--- Start TASK INPUTS ---

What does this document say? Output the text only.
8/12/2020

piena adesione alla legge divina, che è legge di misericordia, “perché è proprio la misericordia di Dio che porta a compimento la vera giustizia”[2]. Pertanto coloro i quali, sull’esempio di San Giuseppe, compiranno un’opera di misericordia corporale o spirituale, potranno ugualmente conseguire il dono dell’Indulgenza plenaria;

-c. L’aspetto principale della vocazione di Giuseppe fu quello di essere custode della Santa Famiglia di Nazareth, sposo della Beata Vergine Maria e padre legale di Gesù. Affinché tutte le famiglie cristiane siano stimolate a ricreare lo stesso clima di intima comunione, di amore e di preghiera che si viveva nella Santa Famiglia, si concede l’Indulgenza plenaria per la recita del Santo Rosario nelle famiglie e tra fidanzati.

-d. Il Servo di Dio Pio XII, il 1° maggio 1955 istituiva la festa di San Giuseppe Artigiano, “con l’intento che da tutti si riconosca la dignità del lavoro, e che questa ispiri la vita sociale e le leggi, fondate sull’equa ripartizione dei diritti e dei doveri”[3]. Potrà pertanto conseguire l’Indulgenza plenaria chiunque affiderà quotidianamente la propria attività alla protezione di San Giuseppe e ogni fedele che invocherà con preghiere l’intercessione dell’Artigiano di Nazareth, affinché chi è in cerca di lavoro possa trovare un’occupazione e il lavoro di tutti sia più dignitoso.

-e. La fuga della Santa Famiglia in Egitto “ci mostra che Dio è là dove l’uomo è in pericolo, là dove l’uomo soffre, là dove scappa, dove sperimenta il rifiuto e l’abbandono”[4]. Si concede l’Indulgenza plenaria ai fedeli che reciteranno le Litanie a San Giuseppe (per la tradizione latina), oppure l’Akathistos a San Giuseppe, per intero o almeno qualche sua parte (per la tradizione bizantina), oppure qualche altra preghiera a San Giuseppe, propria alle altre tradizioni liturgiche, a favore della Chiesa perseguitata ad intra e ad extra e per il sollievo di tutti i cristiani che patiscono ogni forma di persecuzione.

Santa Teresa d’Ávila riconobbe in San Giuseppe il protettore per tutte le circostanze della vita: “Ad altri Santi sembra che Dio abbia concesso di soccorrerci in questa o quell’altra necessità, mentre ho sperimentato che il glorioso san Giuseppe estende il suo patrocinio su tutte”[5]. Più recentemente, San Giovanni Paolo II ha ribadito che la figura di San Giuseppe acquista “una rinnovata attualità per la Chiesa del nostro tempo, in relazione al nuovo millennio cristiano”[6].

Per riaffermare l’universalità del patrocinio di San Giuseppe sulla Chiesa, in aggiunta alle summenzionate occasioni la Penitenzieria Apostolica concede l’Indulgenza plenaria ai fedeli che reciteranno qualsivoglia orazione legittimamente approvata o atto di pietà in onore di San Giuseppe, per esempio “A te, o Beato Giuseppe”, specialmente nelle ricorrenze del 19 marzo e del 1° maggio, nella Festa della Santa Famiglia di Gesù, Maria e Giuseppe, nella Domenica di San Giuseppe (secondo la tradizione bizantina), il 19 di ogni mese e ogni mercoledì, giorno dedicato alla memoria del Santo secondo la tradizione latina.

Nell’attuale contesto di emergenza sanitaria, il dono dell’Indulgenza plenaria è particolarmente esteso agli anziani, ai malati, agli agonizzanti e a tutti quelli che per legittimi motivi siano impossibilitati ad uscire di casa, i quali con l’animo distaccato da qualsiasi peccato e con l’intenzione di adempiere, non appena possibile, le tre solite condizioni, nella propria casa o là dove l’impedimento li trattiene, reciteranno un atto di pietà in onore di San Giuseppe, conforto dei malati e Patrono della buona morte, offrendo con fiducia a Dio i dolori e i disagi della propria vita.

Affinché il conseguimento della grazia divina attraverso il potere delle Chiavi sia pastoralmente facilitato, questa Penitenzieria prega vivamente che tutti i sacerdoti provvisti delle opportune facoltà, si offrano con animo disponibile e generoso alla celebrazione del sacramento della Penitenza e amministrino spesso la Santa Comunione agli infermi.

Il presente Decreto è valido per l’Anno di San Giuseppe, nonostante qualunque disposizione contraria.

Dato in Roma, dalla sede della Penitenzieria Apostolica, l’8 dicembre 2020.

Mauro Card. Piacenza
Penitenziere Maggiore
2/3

--- End TASK INPUTS ---

WHAT IS BEING ASKED:
Reproduce the material above, every line of it, exactly.

SOLVED PROBLEM:
What does this document say? Output the text only.
8/12/2020

piena adesione alla legge divina, che è legge di misericordia, “perché è proprio la misericordia di Dio che porta a compimento la vera giustizia”[2]. Pertanto coloro i quali, sull’esempio di San Giuseppe, compiranno un’opera di misericordia corporale o spirituale, potranno ugualmente conseguire il dono dell’Indulgenza plenaria;

-c. L’aspetto principale della vocazione di Giuseppe fu quello di essere custode della Santa Famiglia di Nazareth, sposo della Beata Vergine Maria e padre legale di Gesù. Affinché tutte le famiglie cristiane siano stimolate a ricreare lo stesso clima di intima comunione, di amore e di preghiera che si viveva nella Santa Famiglia, si concede l’Indulgenza plenaria per la recita del Santo Rosario nelle famiglie e tra fidanzati.

-d. Il Servo di Dio Pio XII, il 1° maggio 1955 istituiva la festa di San Giuseppe Artigiano, “con l’intento che da tutti si riconosca la dignità del lavoro, e che questa ispiri la vita sociale e le leggi, fondate sull’equa ripartizione dei diritti e dei doveri”[3]. Potrà pertanto conseguire l’Indulgenza plenaria chiunque affiderà quotidianamente la propria attività alla protezione di San Giuseppe e ogni fedele che invocherà con preghiere l’intercessione dell’Artigiano di Nazareth, affinché chi è in cerca di lavoro possa trovare un’occupazione e il lavoro di tutti sia più dignitoso.

-e. La fuga della Santa Famiglia in Egitto “ci mostra che Dio è là dove l’uomo è in pericolo, là dove l’uomo soffre, là dove scappa, dove sperimenta il rifiuto e l’abbandono”[4]. Si concede l’Indulgenza plenaria ai fedeli che reciteranno le Litanie a San Giuseppe (per la tradizione latina), oppure l’Akathistos a San Giuseppe, per intero o almeno qualche sua parte (per la tradizione bizantina), oppure qualche altra preghiera a San Giuseppe, propria alle altre tradizioni liturgiche, a favore della Chiesa perseguitata ad intra e ad extra e per il sollievo di tutti i cristiani che patiscono ogni forma di persecuzione.

Santa Teresa d’Ávila riconobbe in San Giuseppe il protettore per tutte le circostanze della vita: “Ad altri Santi sembra che Dio abbia concesso di soccorrerci in questa o quell’altra necessità, mentre ho sperimentato che il glorioso san Giuseppe estende il suo patrocinio su tutte”[5]. Più recentemente, San Giovanni Paolo II ha ribadito che la figura di San Giuseppe acquista “una rinnovata attualità per la Chiesa del nostro tempo, in relazione al nuovo millennio cristiano”[6].

Per riaffermare l’universalità del patrocinio di San Giuseppe sulla Chiesa, in aggiunta alle summenzionate occasioni la Penitenzieria Apostolica concede l’Indulgenza plenaria ai fedeli che reciteranno qualsivoglia orazione legittimamente approvata o atto di pietà in onore di San Giuseppe, per esempio “A te, o Beato Giuseppe”, specialmente nelle ricorrenze del 19 marzo e del 1° maggio, nella Festa della Santa Famiglia di Gesù, Maria e Giuseppe, nella Domenica di San Giuseppe (secondo la tradizione bizantina), il 19 di ogni mese e ogni mercoledì, giorno dedicato alla memoria del Santo secondo la tradizione latina.

Nell’attuale contesto di emergenza sanitaria, il dono dell’Indulgenza plenaria è particolarmente esteso agli anziani, ai malati, agli agonizzanti e a tutti quelli che per legittimi motivi siano impossibilitati ad uscire di casa, i quali con l’animo distaccato da qualsiasi peccato e con l’intenzione di adempiere, non appena possibile, le tre solite condizioni, nella propria casa o là dove l’impedimento li trattiene, reciteranno un atto di pietà in onore di San Giuseppe, conforto dei malati e Patrono della buona morte, offrendo con fiducia a Dio i dolori e i disagi della propria vita.

Affinché il conseguimento della grazia divina attraverso il potere delle Chiavi sia pastoralmente facilitato, questa Penitenzieria prega vivamente che tutti i sacerdoti provvisti delle opportune facoltà, si offrano con animo disponibile e generoso alla celebrazione del sacramento della Penitenza e amministrino spesso la Santa Comunione agli infermi.

Il presente Decreto è valido per l’Anno di San Giuseppe, nonostante qualunque disposizione contraria.

Dato in Roma, dalla sede della Penitenzieria Apostolica, l’8 dicembre 2020.

Mauro Card. Piacenza
Penitenziere Maggiore
2/3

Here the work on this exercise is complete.